**PROBLEM 1**
In the text about Aimery de Lusignan, whom did Aimery succeed as Constable of Jerusalem?

**DOCUMENT SECTION**
The Loyal Brother
Aimery de Lusignan was the third son of Poitevan nobleman, Hugh VIII de Lusignan, a troublesome vassal of the Dukes of Aquitaine. The Lusignans had been lords of Lusignan since the early 10th century and Counts of La Marche since 1091, but in 1166 they were in revolt against their liege lord (Eleanor of Aquitaine) and siding with the Capets against the Plantagenets. It was in this period that the “Lusignan brothers” — some sources say Geoffrey and Guy, the second and fourth sons of Hugh VIII — attacked and killed the Earl of Salisbury while he was escorting Eleanor of Aquitaine. Since Salisbury was unarmed, unarmored and stabbed in the back, it was a notorious act, which according to some sources forced Guy to flee the continent as persona non grata. Curiously, Aimery’s name is never linked to the murder of Salisbury, yet it was Aimery who first went to the Holy Land.
Aimery was following in the footsteps of generations of young noblemen who sought their fortune “overseas” — in Outremer, and his own family had a distinguished crusading record. Hugh VI had come to the Holy Land in 1101 and died at the Battle of Ramla a year later. Hugh VII took part in Louis VII’s Second Crusade, and Aimery’s own father, Hugh VIII, had made a pilgrimage to the Holy Land in 1163, taken part in the Battle of Harim, been captured by Nur ad-Din and died in a Muslim prison. In short, Aimery would have heard a great deal about the Kingdom of Jerusalem from his family and their retainers long before he ever set out. Very likely, there were also many men in Outremer who would have remembered his father and grandfather.
Sometime before 1174, Aimery de Lusignan arrived in the Kingdom of Jerusalem and, like his father before him, promptly got himself captured by the Saracens. Fortunately for him, King Amalric was prepared to pay his ransom. This suggests either that the King felt responsible for the young nobleman – or perhaps just badly that his father had died in prison. It also suggests that Aimery was an agreeable enough young man not to have alienated the knights and barons of Jerusalem.
This assessment is reinforced by the fact that, despite being a younger (third) son, he succeeded in marrying into one of the most important and influential of the local baronial families, the Ibelins. This was not the usual case of a Western adventurer seducing a widow as his bride. Eschiva was probably only a young girl at the time, and the marriage was concluded with her father. Furthermore, although at the time of this marriage Eschiva d’Ibelin was not yet her father’s heir, the marriage would have been considered advantageous nevertheless as it made Aimery brother-in-law to the Baron of Ramla, Ibelin and Mirabel, a combined barony holding 80-some knights’ fiefs.
By 1180, Aimery had been named to the immensely powerful and important post of Constable of Jerusalem, succeeding the important local baron Humphrey II of Toron, who had died of wounds received at the Battle on the Litani in 1179. This promotion occurred in the reign of Baldwin IV and according to the Chronicle of Ernoul it was attributable to the influence of Agnes de Courtney, the king’s mother, with whom — again according to Ernoul —Aimery was having an affair. If Aimery was married to a child, there would have been nothing so unusual about him having an affair with an older woman, but this was also the year in which his younger brother Guy arrived in Jerusalem and married Princess Sibylla in great haste.

**EXERCISE INPUT**
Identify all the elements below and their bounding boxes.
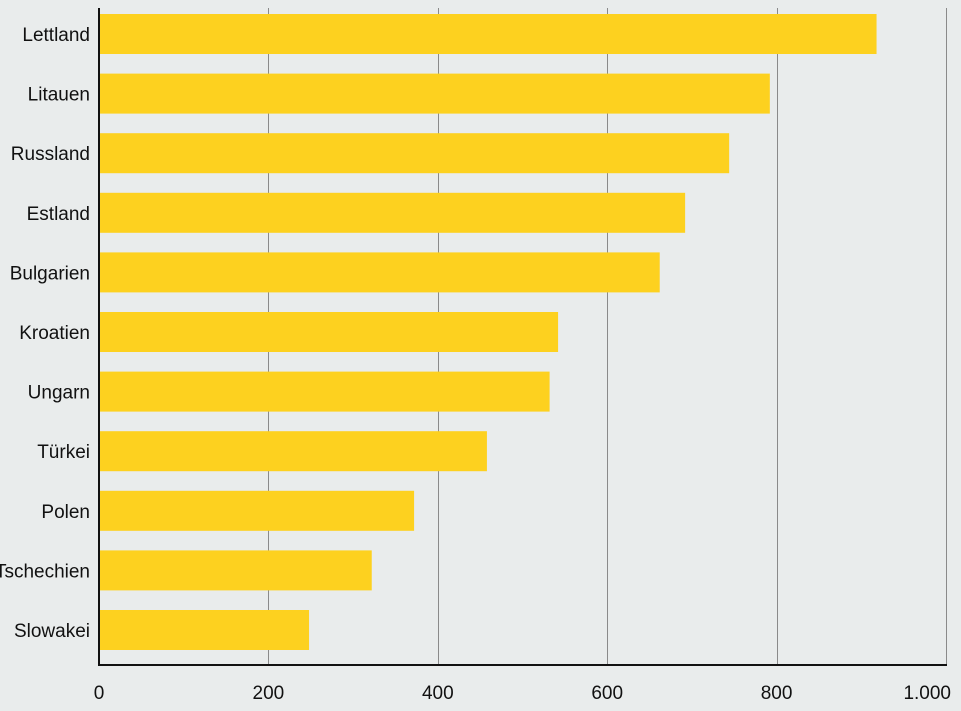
- category-label: Litauen: [28, 85, 90, 106]
- bar: [100, 371, 550, 412]
- category-label: Russland: [11, 144, 90, 165]
- x-tick-labels: 0 200 400 600 800 1.000: [94, 683, 951, 704]
- axes: [98, 8, 947, 666]
- bar: [100, 490, 415, 531]
- category-label: Lettland: [22, 25, 90, 46]
- category-label: Estland: [27, 204, 90, 225]
- x-tick-label: 400: [422, 683, 454, 704]
- bar: [100, 550, 372, 591]
- bar: [100, 312, 559, 352]
- x-tick-label: 200: [253, 683, 285, 704]
- bar: [100, 192, 686, 233]
- category-label: Tschechien: [0, 561, 90, 582]
- category-labels: Lettland Litauen Russland Estland Bulgarien K…: [0, 25, 90, 642]
- category-label: Türkei: [37, 442, 90, 463]
- bars: [100, 14, 877, 650]
- category-label: Ungarn: [28, 383, 90, 404]
- bar: [100, 133, 730, 174]
- bar: [100, 73, 770, 114]
- x-tick-label: 0: [94, 683, 105, 704]
- category-label: Kroatien: [19, 323, 90, 344]
- bar: [100, 14, 877, 54]
- bar: [100, 431, 487, 472]
- x-tick-label: 600: [591, 683, 623, 704]
- x-tick-label: 1.000: [903, 683, 951, 704]
- x-tick-label: 800: [761, 683, 793, 704]
- bar: [100, 252, 660, 293]
- bar: [100, 610, 310, 650]
- category-label: Bulgarien: [10, 263, 90, 284]
- category-label: Polen: [41, 502, 90, 523]
- category-label: Slowakei: [14, 621, 90, 642]
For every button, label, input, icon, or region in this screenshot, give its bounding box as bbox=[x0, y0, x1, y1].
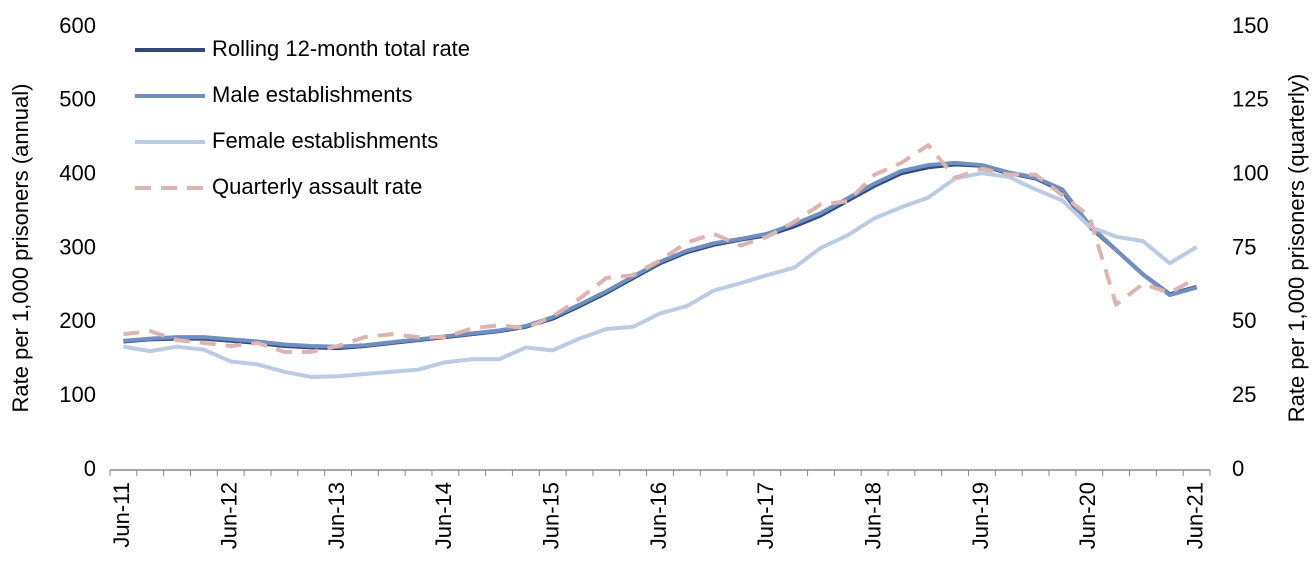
y2-tick-label: 25 bbox=[1232, 382, 1256, 407]
y2-axis-title: Rate per 1,000 prisoners (quarterly) bbox=[1284, 74, 1309, 423]
x-tick-label: Jun-21 bbox=[1182, 482, 1207, 549]
y2-tick-label: 50 bbox=[1232, 308, 1256, 333]
y-tick-label: 600 bbox=[59, 13, 96, 38]
y-tick-label: 400 bbox=[59, 160, 96, 185]
y-tick-label: 100 bbox=[59, 382, 96, 407]
y-tick-label: 500 bbox=[59, 87, 96, 112]
x-tick-label: Jun-20 bbox=[1075, 482, 1100, 549]
x-tick-label: Jun-12 bbox=[217, 482, 242, 549]
x-tick-label: Jun-15 bbox=[538, 482, 563, 549]
y2-tick-label: 100 bbox=[1232, 160, 1269, 185]
series-line bbox=[123, 171, 1198, 379]
y-axis-title: Rate per 1,000 prisoners (annual) bbox=[8, 84, 33, 413]
x-tick-label: Jun-13 bbox=[324, 482, 349, 549]
y2-tick-label: 0 bbox=[1232, 456, 1244, 481]
x-tick-label: Jun-16 bbox=[646, 482, 671, 549]
y-tick-label: 200 bbox=[59, 308, 96, 333]
y-tick-label: 0 bbox=[84, 456, 96, 481]
series-line bbox=[123, 143, 1198, 354]
legend-label: Male establishments bbox=[212, 82, 413, 107]
legend-label: Female establishments bbox=[212, 128, 438, 153]
y2-tick-label: 75 bbox=[1232, 234, 1256, 259]
y2-tick-label: 150 bbox=[1232, 13, 1269, 38]
x-tick-label: Jun-17 bbox=[753, 482, 778, 549]
y-tick-label: 300 bbox=[59, 234, 96, 259]
x-tick-label: Jun-11 bbox=[109, 482, 134, 548]
x-tick-label: Jun-19 bbox=[968, 482, 993, 549]
x-tick-label: Jun-18 bbox=[860, 482, 885, 549]
y2-tick-label: 125 bbox=[1232, 87, 1269, 112]
x-tick-label: Jun-14 bbox=[431, 482, 456, 549]
legend-label: Quarterly assault rate bbox=[212, 174, 422, 199]
legend-label: Rolling 12-month total rate bbox=[212, 36, 470, 61]
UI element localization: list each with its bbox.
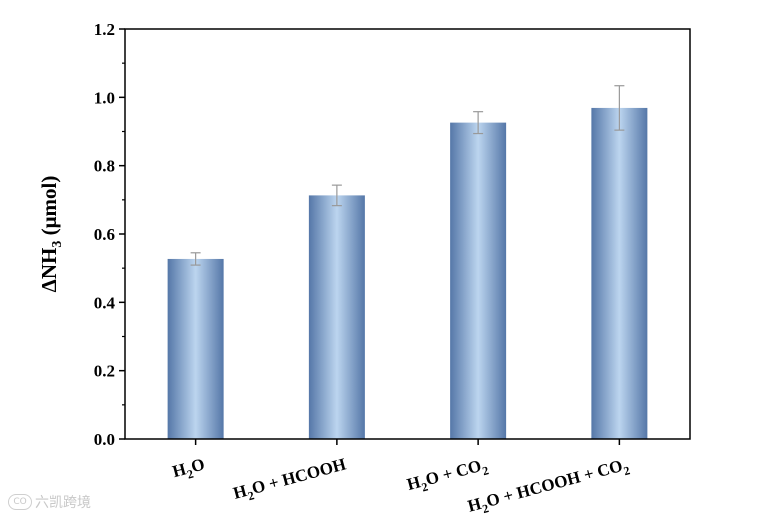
error-bar-2 — [331, 184, 342, 207]
bar-2 — [308, 195, 365, 439]
bars-layer — [167, 107, 648, 440]
x-tick-label-3: H2O + CO2 — [405, 455, 490, 498]
y-axis: 0.0 0.2 0.4 0.6 0.8 1.0 1.2 — [94, 20, 125, 449]
x-tick-label-2: H2O + HCOOH — [231, 455, 349, 507]
y-tick-label-3: 0.4 — [94, 293, 116, 312]
error-bars-layer — [190, 85, 625, 266]
y-tick-label-7: 1.2 — [94, 20, 115, 39]
y-tick-label-4: 0.6 — [94, 225, 115, 244]
error-bar-3 — [473, 111, 484, 135]
y-tick-label-2: 0.2 — [94, 362, 115, 381]
error-bar-4 — [614, 85, 625, 131]
error-bar-1 — [190, 252, 201, 266]
watermark: CO 六凯跨境 — [8, 492, 91, 512]
watermark-logo: CO — [8, 494, 32, 510]
y-tick-label-6: 1.0 — [94, 88, 115, 107]
x-tick-label-1: H2O — [170, 455, 207, 486]
y-tick-label-1: 0.0 — [94, 430, 115, 449]
bar-1 — [167, 258, 224, 439]
bar-4 — [591, 107, 648, 440]
y-axis-title: ΔNH3 (μmol) — [37, 176, 65, 293]
y-tick-label-5: 0.8 — [94, 157, 115, 176]
x-tick-label-4: H2O + HCOOH + CO2 — [466, 455, 632, 519]
bar-3 — [450, 122, 507, 439]
watermark-text: 六凯跨境 — [35, 495, 91, 511]
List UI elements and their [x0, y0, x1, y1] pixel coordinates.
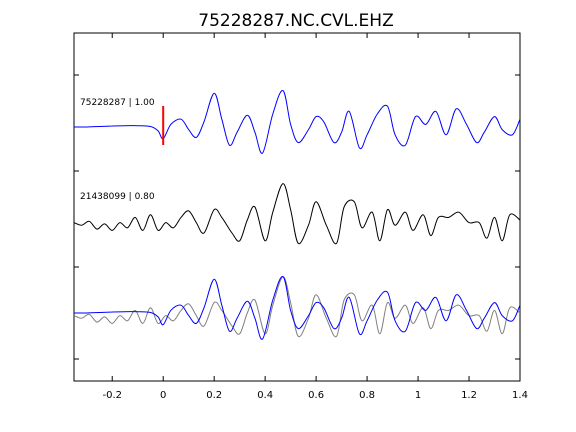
x-tick-label: 1.2: [461, 390, 477, 401]
x-tick-label: 1.4: [512, 390, 528, 401]
x-tick-label: 0.8: [359, 390, 375, 401]
x-tick-label: 0: [160, 390, 166, 401]
trace-line-2: [73, 276, 521, 338]
chart-title: 75228287.NC.CVL.EHZ: [198, 11, 393, 31]
y-axis-ticks: [74, 74, 520, 360]
trace-line-3: [73, 276, 521, 340]
x-tick-label: 1: [415, 390, 421, 401]
trace-line-1: [73, 183, 521, 245]
waveform-traces: [73, 90, 521, 340]
trace-label-0: 75228287 | 1.00: [80, 98, 155, 108]
x-tick-label: 0.6: [308, 390, 324, 401]
x-tick-label: 0.2: [206, 390, 222, 401]
x-tick-label: 0.4: [257, 390, 273, 401]
trace-label-1: 21438099 | 0.80: [80, 192, 155, 202]
trace-labels: 75228287 | 1.00 21438099 | 0.80: [80, 98, 155, 202]
plot-frame: [73, 32, 521, 382]
x-axis: -0.2 0 0.2 0.4 0.6 0.8 1 1.2 1.4: [102, 33, 528, 401]
x-tick-label: -0.2: [102, 390, 122, 401]
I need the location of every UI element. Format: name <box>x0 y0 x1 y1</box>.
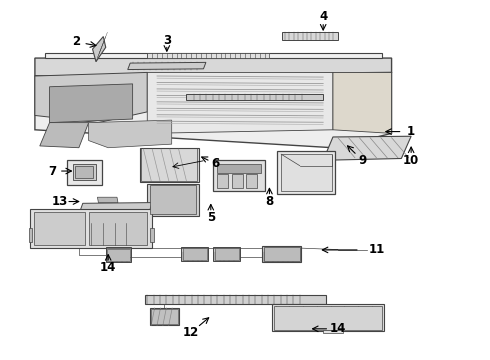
Bar <box>217 174 228 188</box>
Bar <box>150 308 179 325</box>
Text: 7: 7 <box>48 165 56 177</box>
Bar <box>145 295 326 304</box>
Bar <box>28 228 32 242</box>
Bar <box>147 184 198 216</box>
Bar <box>67 159 102 185</box>
Text: 2: 2 <box>73 35 80 49</box>
Text: 10: 10 <box>403 154 419 167</box>
Bar <box>264 247 300 261</box>
Polygon shape <box>128 62 206 69</box>
Bar <box>232 174 243 188</box>
Polygon shape <box>89 120 172 148</box>
Bar <box>107 249 130 261</box>
Polygon shape <box>80 203 152 212</box>
Text: 9: 9 <box>358 154 367 167</box>
Text: 14: 14 <box>100 261 117 274</box>
Polygon shape <box>98 197 118 203</box>
Text: 6: 6 <box>212 157 220 170</box>
Bar <box>246 174 257 188</box>
Bar <box>89 212 147 245</box>
Bar <box>151 309 177 324</box>
Bar <box>183 248 207 260</box>
Bar <box>106 247 131 262</box>
Bar <box>213 160 265 191</box>
Polygon shape <box>35 72 147 123</box>
Polygon shape <box>35 58 392 87</box>
Text: 4: 4 <box>319 10 327 23</box>
Bar <box>140 148 198 182</box>
Text: 8: 8 <box>265 195 273 208</box>
Polygon shape <box>323 136 411 160</box>
Bar <box>181 247 208 261</box>
Text: 5: 5 <box>207 211 215 224</box>
Text: 11: 11 <box>369 243 385 256</box>
Bar <box>272 305 384 331</box>
Bar <box>186 94 323 100</box>
Bar <box>282 32 338 40</box>
Bar <box>142 148 197 181</box>
Polygon shape <box>40 123 89 148</box>
Polygon shape <box>93 37 106 62</box>
Polygon shape <box>147 72 333 134</box>
Text: 13: 13 <box>51 195 68 208</box>
Polygon shape <box>333 72 392 134</box>
Bar <box>150 228 154 242</box>
Bar <box>75 166 93 178</box>
Bar <box>147 53 270 58</box>
Text: 12: 12 <box>183 326 199 339</box>
Bar <box>262 246 301 262</box>
Bar <box>150 185 196 214</box>
Bar <box>215 248 239 260</box>
Bar <box>277 151 335 194</box>
Bar <box>34 212 85 245</box>
Polygon shape <box>49 84 133 123</box>
Text: 14: 14 <box>330 322 346 335</box>
Polygon shape <box>35 72 392 148</box>
Bar <box>217 164 261 173</box>
Bar <box>323 330 343 333</box>
Text: 3: 3 <box>163 33 171 47</box>
Bar <box>213 247 240 261</box>
Text: 1: 1 <box>407 125 415 138</box>
Bar <box>274 306 382 330</box>
Bar <box>73 164 96 180</box>
Bar <box>281 154 332 192</box>
Bar <box>30 209 152 248</box>
Polygon shape <box>45 53 382 58</box>
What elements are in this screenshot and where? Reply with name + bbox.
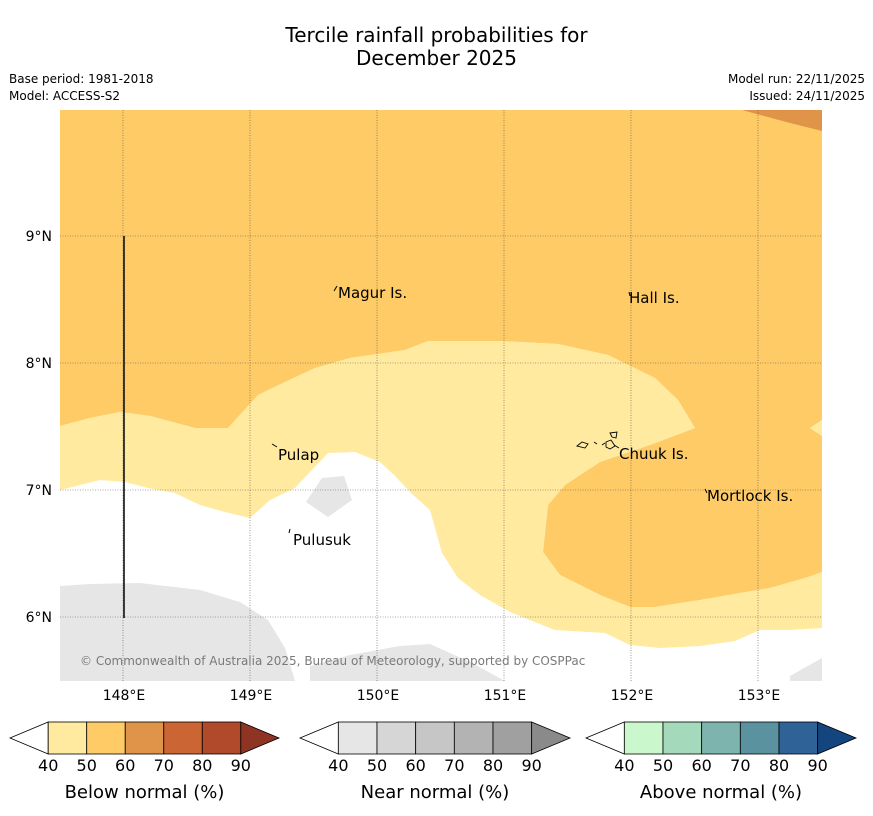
chuuk-lagoon-outline [576, 431, 620, 450]
colorbar-tick-label: 70 [730, 756, 750, 775]
below-normal-50-60-region [60, 110, 822, 607]
colorbar-tick-label: 50 [653, 756, 673, 775]
colorbars: 40 50 60 70 80 90 Below normal (%) 40 50 60 70 80 90… [8, 721, 858, 803]
lat-label-9n: 9°N [26, 229, 52, 245]
colorbar-segment [163, 721, 203, 755]
pulap-island-marker [271, 443, 278, 448]
colorbar-segment [337, 721, 378, 755]
place-labels: Magur Is. Hall Is. Pulap Chuuk Is. Mortl… [278, 284, 793, 549]
colorbar-tick-label: 90 [231, 756, 251, 775]
colorbar-tick-label: 90 [521, 756, 541, 775]
model-run: Model run: 22/11/2025 [727, 72, 865, 86]
lon-axis: 148°E 149°E 150°E 151°E 152°E 153°E [103, 688, 781, 704]
lat-axis: 9°N 8°N 7°N 6°N [26, 229, 52, 626]
place-label-magur: Magur Is. [338, 284, 407, 302]
colorbar-tick-label: 80 [483, 756, 503, 775]
place-label-hall: Hall Is. [629, 289, 680, 307]
colorbar-over-triangle [531, 721, 572, 755]
base-period: Base period: 1981-2018 [9, 72, 154, 86]
lon-label-153e: 153°E [738, 688, 781, 704]
mortlock-island-marker [704, 488, 708, 494]
near-normal-40-50-region-bottom [310, 644, 505, 681]
meta-left: Base period: 1981-2018 Model: ACCESS-S2 [9, 71, 154, 105]
colorbar-segment [623, 721, 664, 755]
colorbar-segment [124, 721, 165, 755]
below-normal-60-70-region [742, 110, 822, 131]
map-area: Magur Is. Hall Is. Pulap Chuuk Is. Mortl… [60, 110, 822, 681]
colorbar-label: Near normal (%) [361, 782, 510, 803]
lat-label-7n: 7°N [26, 483, 52, 499]
colorbar-tick-label: 40 [614, 756, 634, 775]
colorbar-segment [701, 721, 741, 755]
colorbar-tick-label: 90 [807, 756, 827, 775]
lon-label-152e: 152°E [611, 688, 654, 704]
hall-island-marker [628, 291, 631, 297]
lat-label-6n: 6°N [26, 610, 52, 626]
colorbar-under-triangle [298, 721, 339, 755]
copyright-text: © Commonwealth of Australia 2025, Bureau… [80, 654, 585, 668]
colorbar-segment [201, 721, 242, 755]
colorbar-label: Below normal (%) [65, 782, 225, 803]
colorbar-tick-label: 50 [367, 756, 387, 775]
colorbar-tick-label: 40 [328, 756, 348, 775]
colorbar-tick-label: 50 [77, 756, 97, 775]
colorbar-tick-label: 60 [115, 756, 135, 775]
place-label-chuuk: Chuuk Is. [619, 445, 688, 463]
colorbar-segment [86, 721, 126, 755]
colorbar-tick-label: 80 [769, 756, 789, 775]
colorbar-tick-label: 60 [405, 756, 425, 775]
near-normal-40-50-region-small [306, 476, 352, 517]
near-normal-40-50-region-south [60, 583, 295, 681]
place-label-pulap: Pulap [278, 446, 319, 464]
title-line-2: December 2025 [356, 46, 517, 70]
colorbar-tick-label: 60 [691, 756, 711, 775]
magur-island-marker [333, 285, 338, 292]
colorbar-over-triangle [817, 721, 858, 755]
colorbar-over-triangle [240, 721, 281, 755]
place-label-pulusuk: Pulusuk [293, 531, 351, 549]
colorbar-tick-label: 70 [444, 756, 464, 775]
colorbar-segment [376, 721, 417, 755]
lon-label-149e: 149°E [230, 688, 273, 704]
pulusuk-island-marker [288, 528, 291, 534]
colorbar-3: 40 50 60 70 80 90 Above normal (%) [584, 721, 858, 803]
colorbar-tick-label: 40 [38, 756, 58, 775]
model-name: Model: ACCESS-S2 [9, 89, 121, 103]
lon-label-151e: 151°E [484, 688, 527, 704]
below-normal-40-50-region-east [810, 420, 822, 436]
colorbar-segment [662, 721, 703, 755]
below-normal-40-50-region [60, 341, 822, 648]
colorbar-segment [415, 721, 455, 755]
island-markers [271, 285, 708, 534]
colorbar-segment [47, 721, 88, 755]
lat-label-8n: 8°N [26, 356, 52, 372]
colorbar-tick-label: 70 [154, 756, 174, 775]
meta-right: Model run: 22/11/2025 Issued: 24/11/2025 [728, 71, 865, 105]
colorbar-segment [739, 721, 780, 755]
issued-date: Issued: 24/11/2025 [749, 89, 865, 103]
colorbar-segment [453, 721, 494, 755]
colorbar-tick-label: 80 [192, 756, 212, 775]
title-line-1: Tercile rainfall probabilities for [285, 23, 588, 47]
map-title: Tercile rainfall probabilities for Decem… [0, 24, 873, 70]
gridlines [60, 110, 822, 681]
colorbar-segment [492, 721, 533, 755]
lon-label-150e: 150°E [357, 688, 400, 704]
near-normal-40-50-region-corner [790, 658, 822, 681]
colorbar-2: 40 50 60 70 80 90 Near normal (%) [298, 721, 572, 803]
colorbar-segment [778, 721, 819, 755]
colorbar-1: 40 50 60 70 80 90 Below normal (%) [8, 721, 281, 803]
lon-label-148e: 148°E [103, 688, 146, 704]
colorbar-under-triangle [584, 721, 625, 755]
colorbar-label: Above normal (%) [640, 782, 802, 803]
colorbar-under-triangle [8, 721, 49, 755]
place-label-mortlock: Mortlock Is. [707, 487, 793, 505]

**PROBLEM 2**
Reproduce the stretch of the records from their start through the line containing "For every button, label, input, icon, or", with both ends included, and omit the pictures.

**TASK OUTPUT 1**
Humphrey II of Toron.

**TASK OUTPUT 2**
Identify all the elements below and their bounding boxes.
- category-label: Litauen: [28, 85, 90, 106]
- bar: [100, 371, 550, 412]
- category-label: Russland: [11, 144, 90, 165]
- x-tick-labels: 0 200 400 600 800 1.000: [94, 683, 951, 704]
- axes: [98, 8, 947, 666]
- bar: [100, 490, 415, 531]
- category-label: Lettland: [22, 25, 90, 46]
- category-label: Estland: [27, 204, 90, 225]
- x-tick-label: 400: [422, 683, 454, 704]
- bar: [100, 550, 372, 591]
- bar: [100, 312, 559, 352]
- x-tick-label: 200: [253, 683, 285, 704]
- bar: [100, 192, 686, 233]
- category-label: Tschechien: [0, 561, 90, 582]
- category-labels: Lettland Litauen Russland Estland Bulgarien K…: [0, 25, 90, 642]
- category-label: Türkei: [37, 442, 90, 463]
- bars: [100, 14, 877, 650]
- category-label: Ungarn: [28, 383, 90, 404]
- bar: [100, 133, 730, 174]
- bar: [100, 73, 770, 114]
- x-tick-label: 0: [94, 683, 105, 704]
- category-label: Kroatien: [19, 323, 90, 344]
- bar: [100, 14, 877, 54]
- bar: [100, 431, 487, 472]
- x-tick-label: 600: [591, 683, 623, 704]
- x-tick-label: 1.000: [903, 683, 951, 704]
- x-tick-label: 800: [761, 683, 793, 704]
- bar: [100, 252, 660, 293]
- bar: [100, 610, 310, 650]
- category-label: Bulgarien: [10, 263, 90, 284]
- category-label: Polen: [41, 502, 90, 523]
- category-label: Slowakei: [14, 621, 90, 642]
For every button, label, input, icon, or region in this screenshot, give its bounding box as bbox=[x0, y0, x1, y1].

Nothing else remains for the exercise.